Stated goal: Skip the pictures. Reproduce all other material exactly.

Entries taken from a collection:
^^^^^^^^^^^^^^^^
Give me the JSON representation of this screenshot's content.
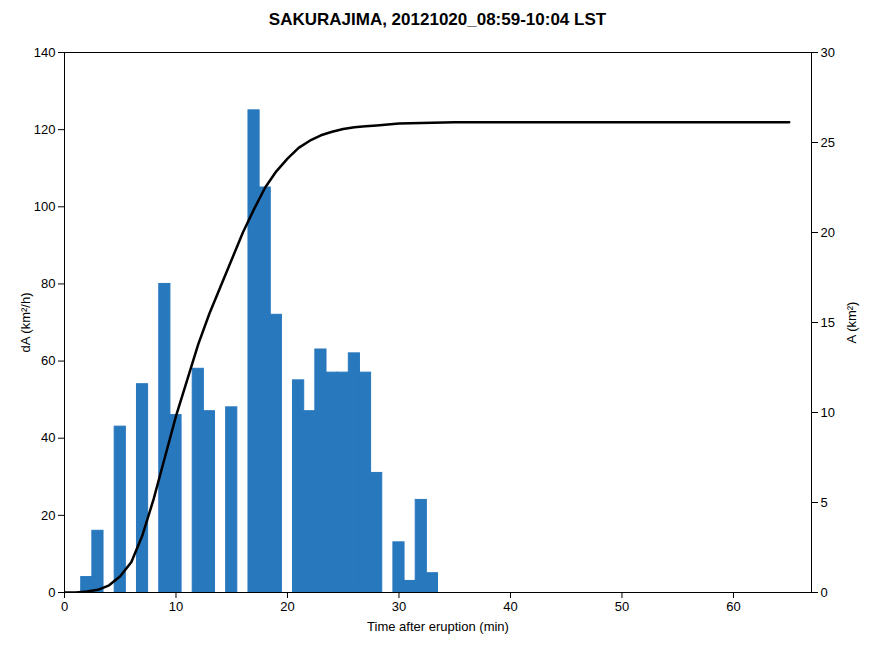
{
  "chart_data": {
    "type": "bar",
    "title": "SAKURAJIMA, 20121020_08:59-10:04 LST",
    "xlabel": "Time after eruption (min)",
    "ylabel": "dA (km²/h)",
    "y2label": "A (km²)",
    "xlim": [
      0,
      67
    ],
    "xticks": [
      0,
      10,
      20,
      30,
      40,
      50,
      60
    ],
    "ylim": [
      0,
      140
    ],
    "yticks": [
      0,
      20,
      40,
      60,
      80,
      100,
      120,
      140
    ],
    "y2lim": [
      0,
      30
    ],
    "y2ticks": [
      0,
      5,
      10,
      15,
      20,
      25,
      30
    ],
    "grid": false,
    "series": [
      {
        "type": "bar",
        "color": "#2878BE",
        "x": [
          2,
          3,
          5,
          7,
          9,
          10,
          12,
          13,
          15,
          17,
          18,
          19,
          21,
          22,
          23,
          24,
          25,
          26,
          27,
          28,
          30,
          31,
          32,
          33,
          34,
          35,
          36,
          37,
          38,
          48,
          49,
          65
        ],
        "values": [
          4,
          16,
          43,
          54,
          80,
          46,
          58,
          47,
          48,
          125,
          105,
          72,
          55,
          47,
          63,
          57,
          57,
          62,
          57,
          31,
          13,
          3,
          24,
          5,
          0,
          0,
          0,
          0,
          0,
          0,
          0,
          0
        ]
      },
      {
        "type": "line",
        "color": "#000000",
        "axis": "y2",
        "x": [
          0,
          1,
          2,
          3,
          4,
          5,
          6,
          7,
          8,
          9,
          10,
          11,
          12,
          13,
          14,
          15,
          16,
          17,
          18,
          19,
          20,
          21,
          22,
          23,
          24,
          25,
          26,
          27,
          28,
          29,
          30,
          31,
          32,
          33,
          34,
          35,
          36,
          40,
          45,
          50,
          55,
          60,
          65
        ],
        "values": [
          0,
          0,
          0.05,
          0.15,
          0.4,
          0.9,
          1.7,
          3.2,
          5.2,
          7.5,
          9.8,
          11.8,
          13.8,
          15.5,
          17.0,
          18.5,
          20.0,
          21.3,
          22.5,
          23.4,
          24.1,
          24.7,
          25.1,
          25.4,
          25.6,
          25.75,
          25.85,
          25.9,
          25.95,
          26.0,
          26.05,
          26.07,
          26.09,
          26.1,
          26.11,
          26.12,
          26.13,
          26.13,
          26.13,
          26.13,
          26.13,
          26.13,
          26.13
        ]
      }
    ]
  }
}
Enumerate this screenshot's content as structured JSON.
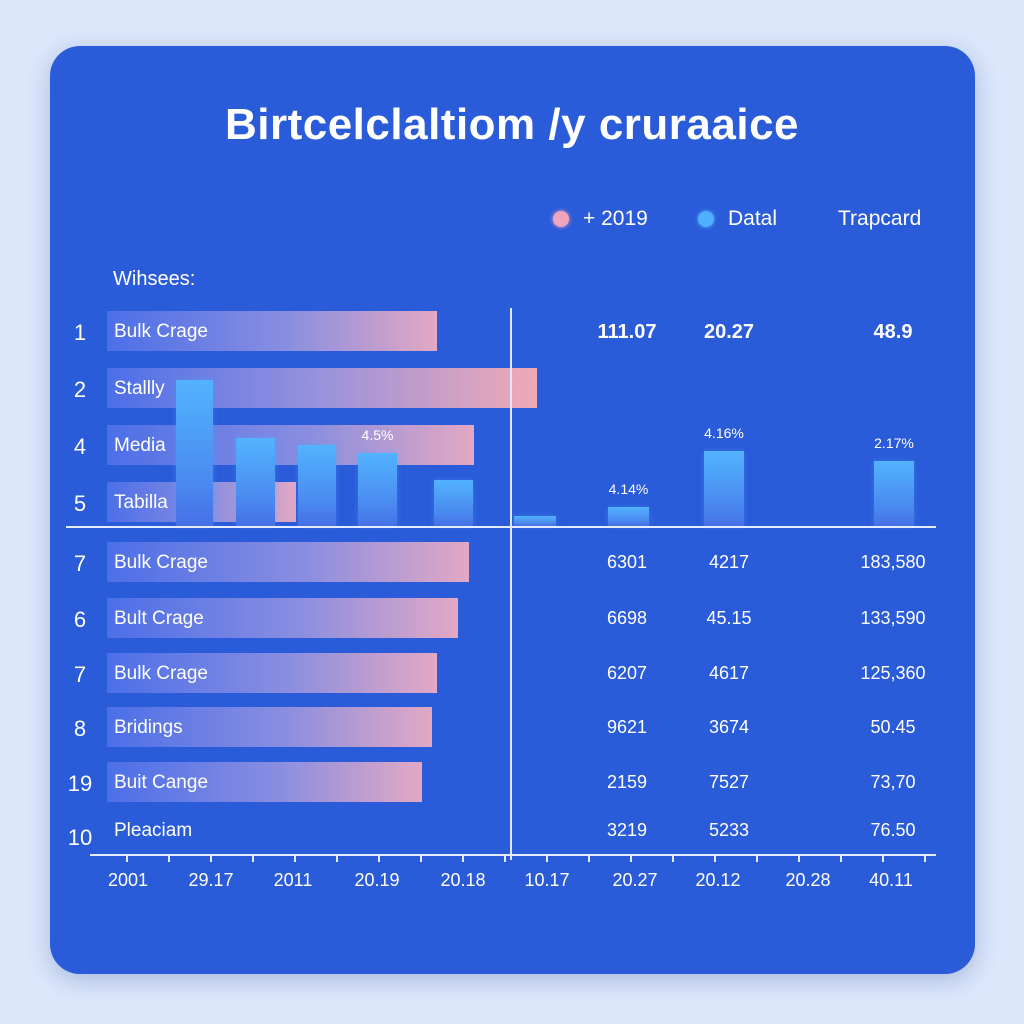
^^^^^^^^^^^^^^^^
Solution for this task:
Give me the JSON representation of this screenshot's content.
{
  "chart_data": {
    "type": "bar",
    "title": "SAKURAJIMA, 20121020_08:59-10:04 LST",
    "xlabel": "Time after eruption (min)",
    "ylabel": "dA (km²/h)",
    "y2label": "A (km²)",
    "xlim": [
      0,
      67
    ],
    "xticks": [
      0,
      10,
      20,
      30,
      40,
      50,
      60
    ],
    "ylim": [
      0,
      140
    ],
    "yticks": [
      0,
      20,
      40,
      60,
      80,
      100,
      120,
      140
    ],
    "y2lim": [
      0,
      30
    ],
    "y2ticks": [
      0,
      5,
      10,
      15,
      20,
      25,
      30
    ],
    "grid": false,
    "series": [
      {
        "type": "bar",
        "color": "#2878BE",
        "x": [
          2,
          3,
          5,
          7,
          9,
          10,
          12,
          13,
          15,
          17,
          18,
          19,
          21,
          22,
          23,
          24,
          25,
          26,
          27,
          28,
          30,
          31,
          32,
          33,
          34,
          35,
          36,
          37,
          38,
          48,
          49,
          65
        ],
        "values": [
          4,
          16,
          43,
          54,
          80,
          46,
          58,
          47,
          48,
          125,
          105,
          72,
          55,
          47,
          63,
          57,
          57,
          62,
          57,
          31,
          13,
          3,
          24,
          5,
          0,
          0,
          0,
          0,
          0,
          0,
          0,
          0
        ]
      },
      {
        "type": "line",
        "color": "#000000",
        "axis": "y2",
        "x": [
          0,
          1,
          2,
          3,
          4,
          5,
          6,
          7,
          8,
          9,
          10,
          11,
          12,
          13,
          14,
          15,
          16,
          17,
          18,
          19,
          20,
          21,
          22,
          23,
          24,
          25,
          26,
          27,
          28,
          29,
          30,
          31,
          32,
          33,
          34,
          35,
          36,
          40,
          45,
          50,
          55,
          60,
          65
        ],
        "values": [
          0,
          0,
          0.05,
          0.15,
          0.4,
          0.9,
          1.7,
          3.2,
          5.2,
          7.5,
          9.8,
          11.8,
          13.8,
          15.5,
          17.0,
          18.5,
          20.0,
          21.3,
          22.5,
          23.4,
          24.1,
          24.7,
          25.1,
          25.4,
          25.6,
          25.75,
          25.85,
          25.9,
          25.95,
          26.0,
          26.05,
          26.07,
          26.09,
          26.1,
          26.11,
          26.12,
          26.13,
          26.13,
          26.13,
          26.13,
          26.13,
          26.13,
          26.13
        ]
      }
    ]
  }
}
Enumerate this screenshot's content as structured JSON.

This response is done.